Begin Excerpted records
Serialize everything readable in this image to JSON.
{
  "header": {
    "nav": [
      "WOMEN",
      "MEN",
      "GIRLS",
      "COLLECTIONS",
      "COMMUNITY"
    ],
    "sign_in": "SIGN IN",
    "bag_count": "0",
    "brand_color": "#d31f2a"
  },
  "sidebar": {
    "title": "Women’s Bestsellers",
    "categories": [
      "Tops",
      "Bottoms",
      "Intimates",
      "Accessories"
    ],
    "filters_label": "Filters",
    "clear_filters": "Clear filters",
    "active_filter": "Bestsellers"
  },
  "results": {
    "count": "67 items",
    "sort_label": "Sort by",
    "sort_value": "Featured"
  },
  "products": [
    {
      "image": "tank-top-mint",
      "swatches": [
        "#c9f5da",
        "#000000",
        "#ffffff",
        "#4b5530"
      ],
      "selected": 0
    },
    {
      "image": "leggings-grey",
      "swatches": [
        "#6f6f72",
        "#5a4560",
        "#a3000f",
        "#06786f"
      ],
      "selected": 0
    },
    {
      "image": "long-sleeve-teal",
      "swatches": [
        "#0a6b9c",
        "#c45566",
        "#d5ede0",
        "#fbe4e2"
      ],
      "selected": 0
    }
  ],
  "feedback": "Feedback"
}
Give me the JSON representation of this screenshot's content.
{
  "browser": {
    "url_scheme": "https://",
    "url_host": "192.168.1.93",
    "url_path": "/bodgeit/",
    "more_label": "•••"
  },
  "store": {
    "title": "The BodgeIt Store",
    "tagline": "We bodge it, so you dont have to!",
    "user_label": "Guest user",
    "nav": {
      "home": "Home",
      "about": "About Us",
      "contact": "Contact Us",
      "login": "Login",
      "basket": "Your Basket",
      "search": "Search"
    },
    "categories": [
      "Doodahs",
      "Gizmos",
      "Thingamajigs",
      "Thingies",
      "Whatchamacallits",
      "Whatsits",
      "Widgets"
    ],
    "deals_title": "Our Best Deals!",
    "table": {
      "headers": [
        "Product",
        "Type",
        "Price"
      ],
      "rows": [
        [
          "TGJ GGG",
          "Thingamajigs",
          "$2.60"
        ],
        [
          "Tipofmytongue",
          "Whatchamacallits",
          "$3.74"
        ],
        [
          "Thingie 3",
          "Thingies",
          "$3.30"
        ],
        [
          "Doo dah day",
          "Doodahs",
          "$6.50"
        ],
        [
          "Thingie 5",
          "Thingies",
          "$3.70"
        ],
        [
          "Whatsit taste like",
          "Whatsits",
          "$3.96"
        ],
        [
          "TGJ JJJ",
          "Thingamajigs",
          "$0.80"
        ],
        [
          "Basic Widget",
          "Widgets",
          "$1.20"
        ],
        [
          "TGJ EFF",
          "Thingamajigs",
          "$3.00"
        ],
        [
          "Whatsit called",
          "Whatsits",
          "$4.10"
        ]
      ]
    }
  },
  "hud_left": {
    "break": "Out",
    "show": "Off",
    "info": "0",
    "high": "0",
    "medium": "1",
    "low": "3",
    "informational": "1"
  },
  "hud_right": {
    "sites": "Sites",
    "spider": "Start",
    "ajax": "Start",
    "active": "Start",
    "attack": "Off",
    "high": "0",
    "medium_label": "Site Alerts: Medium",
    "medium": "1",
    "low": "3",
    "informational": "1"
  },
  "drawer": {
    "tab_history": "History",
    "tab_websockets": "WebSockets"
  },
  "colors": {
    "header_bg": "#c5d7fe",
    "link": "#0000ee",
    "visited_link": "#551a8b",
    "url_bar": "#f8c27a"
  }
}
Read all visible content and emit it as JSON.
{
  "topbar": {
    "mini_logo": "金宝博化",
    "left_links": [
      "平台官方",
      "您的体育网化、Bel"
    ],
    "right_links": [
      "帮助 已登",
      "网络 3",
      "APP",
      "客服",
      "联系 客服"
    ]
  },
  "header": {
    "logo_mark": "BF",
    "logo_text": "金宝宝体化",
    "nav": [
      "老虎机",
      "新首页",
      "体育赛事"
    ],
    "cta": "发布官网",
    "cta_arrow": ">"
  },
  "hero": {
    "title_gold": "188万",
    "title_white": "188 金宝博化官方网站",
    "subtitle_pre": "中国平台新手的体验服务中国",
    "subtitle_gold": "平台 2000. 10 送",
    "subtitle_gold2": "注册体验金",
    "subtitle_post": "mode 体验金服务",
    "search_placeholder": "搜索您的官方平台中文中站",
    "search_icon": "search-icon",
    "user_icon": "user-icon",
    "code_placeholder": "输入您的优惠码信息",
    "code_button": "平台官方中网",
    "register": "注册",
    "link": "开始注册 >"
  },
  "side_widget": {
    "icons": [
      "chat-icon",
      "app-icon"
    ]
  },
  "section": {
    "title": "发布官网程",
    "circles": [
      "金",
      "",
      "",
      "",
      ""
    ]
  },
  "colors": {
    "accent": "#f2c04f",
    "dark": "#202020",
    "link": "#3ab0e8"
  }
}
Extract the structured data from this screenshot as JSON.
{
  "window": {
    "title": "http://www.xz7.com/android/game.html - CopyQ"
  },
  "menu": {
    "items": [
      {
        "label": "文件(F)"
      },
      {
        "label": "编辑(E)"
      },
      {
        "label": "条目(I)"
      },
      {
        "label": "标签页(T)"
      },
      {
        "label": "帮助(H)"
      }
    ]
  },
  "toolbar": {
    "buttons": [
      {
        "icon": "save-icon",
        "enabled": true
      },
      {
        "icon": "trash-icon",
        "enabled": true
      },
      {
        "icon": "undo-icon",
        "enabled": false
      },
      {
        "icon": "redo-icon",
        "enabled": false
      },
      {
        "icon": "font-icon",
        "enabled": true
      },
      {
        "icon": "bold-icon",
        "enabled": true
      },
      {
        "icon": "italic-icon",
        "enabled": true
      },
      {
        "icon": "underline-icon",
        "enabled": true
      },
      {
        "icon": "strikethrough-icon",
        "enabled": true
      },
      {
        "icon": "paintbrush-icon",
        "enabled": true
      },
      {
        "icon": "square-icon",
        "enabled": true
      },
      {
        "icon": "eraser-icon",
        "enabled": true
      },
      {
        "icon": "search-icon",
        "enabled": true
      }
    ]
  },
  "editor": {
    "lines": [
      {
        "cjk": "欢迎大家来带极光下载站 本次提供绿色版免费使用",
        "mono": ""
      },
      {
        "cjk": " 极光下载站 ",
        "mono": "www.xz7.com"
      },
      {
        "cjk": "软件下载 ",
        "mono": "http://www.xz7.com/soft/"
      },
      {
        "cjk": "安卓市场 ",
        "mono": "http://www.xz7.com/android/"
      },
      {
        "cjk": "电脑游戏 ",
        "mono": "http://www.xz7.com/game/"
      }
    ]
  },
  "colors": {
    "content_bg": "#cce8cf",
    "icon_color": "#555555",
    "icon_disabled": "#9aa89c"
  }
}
End Excerpted records
= Task to complete =
Extract the full listing above without alteration.

= Answer to the exercise =
Serialize everything readable in this image to JSON.
{
  "header": {
    "nav": [
      "WOMEN",
      "MEN",
      "GIRLS",
      "COLLECTIONS",
      "COMMUNITY"
    ],
    "sign_in": "SIGN IN",
    "bag_count": "0",
    "brand_color": "#d31f2a"
  },
  "sidebar": {
    "title": "Women’s Bestsellers",
    "categories": [
      "Tops",
      "Bottoms",
      "Intimates",
      "Accessories"
    ],
    "filters_label": "Filters",
    "clear_filters": "Clear filters",
    "active_filter": "Bestsellers"
  },
  "results": {
    "count": "67 items",
    "sort_label": "Sort by",
    "sort_value": "Featured"
  },
  "products": [
    {
      "image": "tank-top-mint",
      "swatches": [
        "#c9f5da",
        "#000000",
        "#ffffff",
        "#4b5530"
      ],
      "selected": 0
    },
    {
      "image": "leggings-grey",
      "swatches": [
        "#6f6f72",
        "#5a4560",
        "#a3000f",
        "#06786f"
      ],
      "selected": 0
    },
    {
      "image": "long-sleeve-teal",
      "swatches": [
        "#0a6b9c",
        "#c45566",
        "#d5ede0",
        "#fbe4e2"
      ],
      "selected": 0
    }
  ],
  "feedback": "Feedback"
}
Give me the JSON representation of this screenshot's content.
{
  "browser": {
    "url_scheme": "https://",
    "url_host": "192.168.1.93",
    "url_path": "/bodgeit/",
    "more_label": "•••"
  },
  "store": {
    "title": "The BodgeIt Store",
    "tagline": "We bodge it, so you dont have to!",
    "user_label": "Guest user",
    "nav": {
      "home": "Home",
      "about": "About Us",
      "contact": "Contact Us",
      "login": "Login",
      "basket": "Your Basket",
      "search": "Search"
    },
    "categories": [
      "Doodahs",
      "Gizmos",
      "Thingamajigs",
      "Thingies",
      "Whatchamacallits",
      "Whatsits",
      "Widgets"
    ],
    "deals_title": "Our Best Deals!",
    "table": {
      "headers": [
        "Product",
        "Type",
        "Price"
      ],
      "rows": [
        [
          "TGJ GGG",
          "Thingamajigs",
          "$2.60"
        ],
        [
          "Tipofmytongue",
          "Whatchamacallits",
          "$3.74"
        ],
        [
          "Thingie 3",
          "Thingies",
          "$3.30"
        ],
        [
          "Doo dah day",
          "Doodahs",
          "$6.50"
        ],
        [
          "Thingie 5",
          "Thingies",
          "$3.70"
        ],
        [
          "Whatsit taste like",
          "Whatsits",
          "$3.96"
        ],
        [
          "TGJ JJJ",
          "Thingamajigs",
          "$0.80"
        ],
        [
          "Basic Widget",
          "Widgets",
          "$1.20"
        ],
        [
          "TGJ EFF",
          "Thingamajigs",
          "$3.00"
        ],
        [
          "Whatsit called",
          "Whatsits",
          "$4.10"
        ]
      ]
    }
  },
  "hud_left": {
    "break": "Out",
    "show": "Off",
    "info": "0",
    "high": "0",
    "medium": "1",
    "low": "3",
    "informational": "1"
  },
  "hud_right": {
    "sites": "Sites",
    "spider": "Start",
    "ajax": "Start",
    "active": "Start",
    "attack": "Off",
    "high": "0",
    "medium_label": "Site Alerts: Medium",
    "medium": "1",
    "low": "3",
    "informational": "1"
  },
  "drawer": {
    "tab_history": "History",
    "tab_websockets": "WebSockets"
  },
  "colors": {
    "header_bg": "#c5d7fe",
    "link": "#0000ee",
    "visited_link": "#551a8b",
    "url_bar": "#f8c27a"
  }
}
Read all visible content and emit it as JSON.
{
  "topbar": {
    "mini_logo": "金宝博化",
    "left_links": [
      "平台官方",
      "您的体育网化、Bel"
    ],
    "right_links": [
      "帮助 已登",
      "网络 3",
      "APP",
      "客服",
      "联系 客服"
    ]
  },
  "header": {
    "logo_mark": "BF",
    "logo_text": "金宝宝体化",
    "nav": [
      "老虎机",
      "新首页",
      "体育赛事"
    ],
    "cta": "发布官网",
    "cta_arrow": ">"
  },
  "hero": {
    "title_gold": "188万",
    "title_white": "188 金宝博化官方网站",
    "subtitle_pre": "中国平台新手的体验服务中国",
    "subtitle_gold": "平台 2000. 10 送",
    "subtitle_gold2": "注册体验金",
    "subtitle_post": "mode 体验金服务",
    "search_placeholder": "搜索您的官方平台中文中站",
    "search_icon": "search-icon",
    "user_icon": "user-icon",
    "code_placeholder": "输入您的优惠码信息",
    "code_button": "平台官方中网",
    "register": "注册",
    "link": "开始注册 >"
  },
  "side_widget": {
    "icons": [
      "chat-icon",
      "app-icon"
    ]
  },
  "section": {
    "title": "发布官网程",
    "circles": [
      "金",
      "",
      "",
      "",
      ""
    ]
  },
  "colors": {
    "accent": "#f2c04f",
    "dark": "#202020",
    "link": "#3ab0e8"
  }
}
Extract the structured data from this screenshot as JSON.
{
  "window": {
    "title": "http://www.xz7.com/android/game.html - CopyQ"
  },
  "menu": {
    "items": [
      {
        "label": "文件(F)"
      },
      {
        "label": "编辑(E)"
      },
      {
        "label": "条目(I)"
      },
      {
        "label": "标签页(T)"
      },
      {
        "label": "帮助(H)"
      }
    ]
  },
  "toolbar": {
    "buttons": [
      {
        "icon": "save-icon",
        "enabled": true
      },
      {
        "icon": "trash-icon",
        "enabled": true
      },
      {
        "icon": "undo-icon",
        "enabled": false
      },
      {
        "icon": "redo-icon",
        "enabled": false
      },
      {
        "icon": "font-icon",
        "enabled": true
      },
      {
        "icon": "bold-icon",
        "enabled": true
      },
      {
        "icon": "italic-icon",
        "enabled": true
      },
      {
        "icon": "underline-icon",
        "enabled": true
      },
      {
        "icon": "strikethrough-icon",
        "enabled": true
      },
      {
        "icon": "paintbrush-icon",
        "enabled": true
      },
      {
        "icon": "square-icon",
        "enabled": true
      },
      {
        "icon": "eraser-icon",
        "enabled": true
      },
      {
        "icon": "search-icon",
        "enabled": true
      }
    ]
  },
  "editor": {
    "lines": [
      {
        "cjk": "欢迎大家来带极光下载站 本次提供绿色版免费使用",
        "mono": ""
      },
      {
        "cjk": " 极光下载站 ",
        "mono": "www.xz7.com"
      },
      {
        "cjk": "软件下载 ",
        "mono": "http://www.xz7.com/soft/"
      },
      {
        "cjk": "安卓市场 ",
        "mono": "http://www.xz7.com/android/"
      },
      {
        "cjk": "电脑游戏 ",
        "mono": "http://www.xz7.com/game/"
      }
    ]
  },
  "colors": {
    "content_bg": "#cce8cf",
    "icon_color": "#555555",
    "icon_disabled": "#9aa89c"
  }
}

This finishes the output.